◆ Problem
Filter for the word "ABC中" and keep each matching line.

◆ Data excerpts
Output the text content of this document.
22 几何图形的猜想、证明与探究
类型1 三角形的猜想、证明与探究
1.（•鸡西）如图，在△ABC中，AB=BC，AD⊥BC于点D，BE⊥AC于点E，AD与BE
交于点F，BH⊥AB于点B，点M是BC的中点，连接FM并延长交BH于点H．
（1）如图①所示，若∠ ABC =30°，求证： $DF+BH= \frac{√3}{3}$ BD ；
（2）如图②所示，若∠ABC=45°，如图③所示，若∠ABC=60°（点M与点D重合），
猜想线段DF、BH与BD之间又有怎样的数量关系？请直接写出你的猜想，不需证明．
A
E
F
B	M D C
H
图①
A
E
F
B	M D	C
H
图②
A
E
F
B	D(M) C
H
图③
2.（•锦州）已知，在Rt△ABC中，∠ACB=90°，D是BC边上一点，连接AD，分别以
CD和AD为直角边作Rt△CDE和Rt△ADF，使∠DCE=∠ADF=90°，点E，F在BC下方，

◆ Solution for this problem
1.（•鸡西）如图，在△ABC中，AB=BC，AD⊥BC于点D，BE⊥AC于点E，AD与BE
2.（•锦州）已知，在Rt△ABC中，∠ACB=90°，D是BC边上一点，连接AD，分别以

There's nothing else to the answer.